TASK DATA ->
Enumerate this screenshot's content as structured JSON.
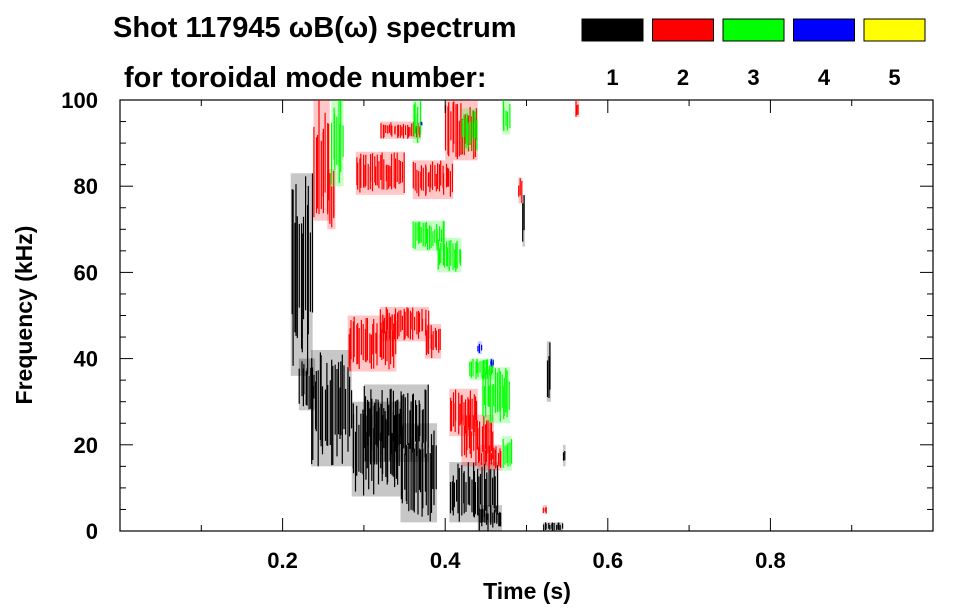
{
  "chart_data": {
    "type": "heatmap",
    "title_line1": "Shot 117945 ωB(ω) spectrum",
    "title_line2": "for toroidal mode number:",
    "xlabel": "Time (s)",
    "ylabel": "Frequency (kHz)",
    "xlim": [
      0.0,
      1.0
    ],
    "ylim": [
      0,
      100
    ],
    "x_ticks": [
      {
        "value": 0.2,
        "label": "0.2"
      },
      {
        "value": 0.4,
        "label": "0.4"
      },
      {
        "value": 0.6,
        "label": "0.6"
      },
      {
        "value": 0.8,
        "label": "0.8"
      }
    ],
    "y_ticks": [
      {
        "value": 0,
        "label": "0"
      },
      {
        "value": 20,
        "label": "20"
      },
      {
        "value": 40,
        "label": "40"
      },
      {
        "value": 60,
        "label": "60"
      },
      {
        "value": 80,
        "label": "80"
      },
      {
        "value": 100,
        "label": "100"
      }
    ],
    "legend": [
      {
        "mode": "1",
        "color": "#000000"
      },
      {
        "mode": "2",
        "color": "#ff0000"
      },
      {
        "mode": "3",
        "color": "#00ff00"
      },
      {
        "mode": "4",
        "color": "#0000ff"
      },
      {
        "mode": "5",
        "color": "#ffff00"
      }
    ],
    "series": [
      {
        "name": "n=1",
        "mode": "1",
        "regions": [
          {
            "t": [
              0.21,
              0.237
            ],
            "f": [
              36,
              83
            ]
          },
          {
            "t": [
              0.22,
              0.24
            ],
            "f": [
              28,
              40
            ]
          },
          {
            "t": [
              0.235,
              0.285
            ],
            "f": [
              15,
              42
            ]
          },
          {
            "t": [
              0.285,
              0.345
            ],
            "f": [
              8,
              30
            ]
          },
          {
            "t": [
              0.3,
              0.38
            ],
            "f": [
              16,
              34
            ]
          },
          {
            "t": [
              0.345,
              0.39
            ],
            "f": [
              2,
              25
            ]
          },
          {
            "t": [
              0.405,
              0.465
            ],
            "f": [
              2,
              16
            ]
          },
          {
            "t": [
              0.44,
              0.47
            ],
            "f": [
              0,
              6
            ]
          },
          {
            "t": [
              0.52,
              0.545
            ],
            "f": [
              0,
              2
            ]
          },
          {
            "t": [
              0.525,
              0.53
            ],
            "f": [
              30,
              44
            ]
          },
          {
            "t": [
              0.495,
              0.498
            ],
            "f": [
              66,
              78
            ]
          },
          {
            "t": [
              0.545,
              0.548
            ],
            "f": [
              15,
              20
            ]
          }
        ]
      },
      {
        "name": "n=2",
        "mode": "2",
        "regions": [
          {
            "t": [
              0.238,
              0.258
            ],
            "f": [
              72,
              100
            ]
          },
          {
            "t": [
              0.255,
              0.265
            ],
            "f": [
              70,
              84
            ]
          },
          {
            "t": [
              0.32,
              0.38
            ],
            "f": [
              44,
              52
            ]
          },
          {
            "t": [
              0.28,
              0.34
            ],
            "f": [
              37,
              50
            ]
          },
          {
            "t": [
              0.375,
              0.395
            ],
            "f": [
              40,
              48
            ]
          },
          {
            "t": [
              0.29,
              0.35
            ],
            "f": [
              78,
              88
            ]
          },
          {
            "t": [
              0.36,
              0.41
            ],
            "f": [
              77,
              86
            ]
          },
          {
            "t": [
              0.32,
              0.37
            ],
            "f": [
              91,
              95
            ]
          },
          {
            "t": [
              0.4,
              0.44
            ],
            "f": [
              86,
              100
            ]
          },
          {
            "t": [
              0.405,
              0.44
            ],
            "f": [
              22,
              33
            ]
          },
          {
            "t": [
              0.42,
              0.46
            ],
            "f": [
              15,
              27
            ]
          },
          {
            "t": [
              0.44,
              0.47
            ],
            "f": [
              14,
              20
            ]
          },
          {
            "t": [
              0.49,
              0.495
            ],
            "f": [
              76,
              82
            ]
          },
          {
            "t": [
              0.56,
              0.565
            ],
            "f": [
              96,
              100
            ]
          },
          {
            "t": [
              0.52,
              0.525
            ],
            "f": [
              4,
              6
            ]
          }
        ]
      },
      {
        "name": "n=3",
        "mode": "3",
        "regions": [
          {
            "t": [
              0.26,
              0.275
            ],
            "f": [
              80,
              100
            ]
          },
          {
            "t": [
              0.36,
              0.4
            ],
            "f": [
              65,
              72
            ]
          },
          {
            "t": [
              0.39,
              0.42
            ],
            "f": [
              60,
              68
            ]
          },
          {
            "t": [
              0.36,
              0.37
            ],
            "f": [
              90,
              100
            ]
          },
          {
            "t": [
              0.42,
              0.44
            ],
            "f": [
              88,
              98
            ]
          },
          {
            "t": [
              0.445,
              0.48
            ],
            "f": [
              25,
              38
            ]
          },
          {
            "t": [
              0.43,
              0.46
            ],
            "f": [
              35,
              40
            ]
          },
          {
            "t": [
              0.47,
              0.482
            ],
            "f": [
              14,
              22
            ]
          },
          {
            "t": [
              0.47,
              0.48
            ],
            "f": [
              92,
              100
            ]
          }
        ]
      },
      {
        "name": "n=4",
        "mode": "4",
        "regions": [
          {
            "t": [
              0.44,
              0.445
            ],
            "f": [
              41,
              44
            ]
          },
          {
            "t": [
              0.455,
              0.46
            ],
            "f": [
              38,
              40
            ]
          },
          {
            "t": [
              0.37,
              0.372
            ],
            "f": [
              94,
              95
            ]
          }
        ]
      },
      {
        "name": "n=5",
        "mode": "5",
        "regions": []
      }
    ]
  }
}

AIM OF THE EXERCISE -> Write out the entries above word for word. Do not include the pictures.

WRITTEN RESPONSE ->
Enumerate this screenshot's content as structured JSON.
{
  "chart_data": {
    "type": "heatmap",
    "title_line1": "Shot 117945 ωB(ω) spectrum",
    "title_line2": "for toroidal mode number:",
    "xlabel": "Time (s)",
    "ylabel": "Frequency (kHz)",
    "xlim": [
      0.0,
      1.0
    ],
    "ylim": [
      0,
      100
    ],
    "x_ticks": [
      {
        "value": 0.2,
        "label": "0.2"
      },
      {
        "value": 0.4,
        "label": "0.4"
      },
      {
        "value": 0.6,
        "label": "0.6"
      },
      {
        "value": 0.8,
        "label": "0.8"
      }
    ],
    "y_ticks": [
      {
        "value": 0,
        "label": "0"
      },
      {
        "value": 20,
        "label": "20"
      },
      {
        "value": 40,
        "label": "40"
      },
      {
        "value": 60,
        "label": "60"
      },
      {
        "value": 80,
        "label": "80"
      },
      {
        "value": 100,
        "label": "100"
      }
    ],
    "legend": [
      {
        "mode": "1",
        "color": "#000000"
      },
      {
        "mode": "2",
        "color": "#ff0000"
      },
      {
        "mode": "3",
        "color": "#00ff00"
      },
      {
        "mode": "4",
        "color": "#0000ff"
      },
      {
        "mode": "5",
        "color": "#ffff00"
      }
    ],
    "series": [
      {
        "name": "n=1",
        "mode": "1",
        "regions": [
          {
            "t": [
              0.21,
              0.237
            ],
            "f": [
              36,
              83
            ]
          },
          {
            "t": [
              0.22,
              0.24
            ],
            "f": [
              28,
              40
            ]
          },
          {
            "t": [
              0.235,
              0.285
            ],
            "f": [
              15,
              42
            ]
          },
          {
            "t": [
              0.285,
              0.345
            ],
            "f": [
              8,
              30
            ]
          },
          {
            "t": [
              0.3,
              0.38
            ],
            "f": [
              16,
              34
            ]
          },
          {
            "t": [
              0.345,
              0.39
            ],
            "f": [
              2,
              25
            ]
          },
          {
            "t": [
              0.405,
              0.465
            ],
            "f": [
              2,
              16
            ]
          },
          {
            "t": [
              0.44,
              0.47
            ],
            "f": [
              0,
              6
            ]
          },
          {
            "t": [
              0.52,
              0.545
            ],
            "f": [
              0,
              2
            ]
          },
          {
            "t": [
              0.525,
              0.53
            ],
            "f": [
              30,
              44
            ]
          },
          {
            "t": [
              0.495,
              0.498
            ],
            "f": [
              66,
              78
            ]
          },
          {
            "t": [
              0.545,
              0.548
            ],
            "f": [
              15,
              20
            ]
          }
        ]
      },
      {
        "name": "n=2",
        "mode": "2",
        "regions": [
          {
            "t": [
              0.238,
              0.258
            ],
            "f": [
              72,
              100
            ]
          },
          {
            "t": [
              0.255,
              0.265
            ],
            "f": [
              70,
              84
            ]
          },
          {
            "t": [
              0.32,
              0.38
            ],
            "f": [
              44,
              52
            ]
          },
          {
            "t": [
              0.28,
              0.34
            ],
            "f": [
              37,
              50
            ]
          },
          {
            "t": [
              0.375,
              0.395
            ],
            "f": [
              40,
              48
            ]
          },
          {
            "t": [
              0.29,
              0.35
            ],
            "f": [
              78,
              88
            ]
          },
          {
            "t": [
              0.36,
              0.41
            ],
            "f": [
              77,
              86
            ]
          },
          {
            "t": [
              0.32,
              0.37
            ],
            "f": [
              91,
              95
            ]
          },
          {
            "t": [
              0.4,
              0.44
            ],
            "f": [
              86,
              100
            ]
          },
          {
            "t": [
              0.405,
              0.44
            ],
            "f": [
              22,
              33
            ]
          },
          {
            "t": [
              0.42,
              0.46
            ],
            "f": [
              15,
              27
            ]
          },
          {
            "t": [
              0.44,
              0.47
            ],
            "f": [
              14,
              20
            ]
          },
          {
            "t": [
              0.49,
              0.495
            ],
            "f": [
              76,
              82
            ]
          },
          {
            "t": [
              0.56,
              0.565
            ],
            "f": [
              96,
              100
            ]
          },
          {
            "t": [
              0.52,
              0.525
            ],
            "f": [
              4,
              6
            ]
          }
        ]
      },
      {
        "name": "n=3",
        "mode": "3",
        "regions": [
          {
            "t": [
              0.26,
              0.275
            ],
            "f": [
              80,
              100
            ]
          },
          {
            "t": [
              0.36,
              0.4
            ],
            "f": [
              65,
              72
            ]
          },
          {
            "t": [
              0.39,
              0.42
            ],
            "f": [
              60,
              68
            ]
          },
          {
            "t": [
              0.36,
              0.37
            ],
            "f": [
              90,
              100
            ]
          },
          {
            "t": [
              0.42,
              0.44
            ],
            "f": [
              88,
              98
            ]
          },
          {
            "t": [
              0.445,
              0.48
            ],
            "f": [
              25,
              38
            ]
          },
          {
            "t": [
              0.43,
              0.46
            ],
            "f": [
              35,
              40
            ]
          },
          {
            "t": [
              0.47,
              0.482
            ],
            "f": [
              14,
              22
            ]
          },
          {
            "t": [
              0.47,
              0.48
            ],
            "f": [
              92,
              100
            ]
          }
        ]
      },
      {
        "name": "n=4",
        "mode": "4",
        "regions": [
          {
            "t": [
              0.44,
              0.445
            ],
            "f": [
              41,
              44
            ]
          },
          {
            "t": [
              0.455,
              0.46
            ],
            "f": [
              38,
              40
            ]
          },
          {
            "t": [
              0.37,
              0.372
            ],
            "f": [
              94,
              95
            ]
          }
        ]
      },
      {
        "name": "n=5",
        "mode": "5",
        "regions": []
      }
    ]
  }
}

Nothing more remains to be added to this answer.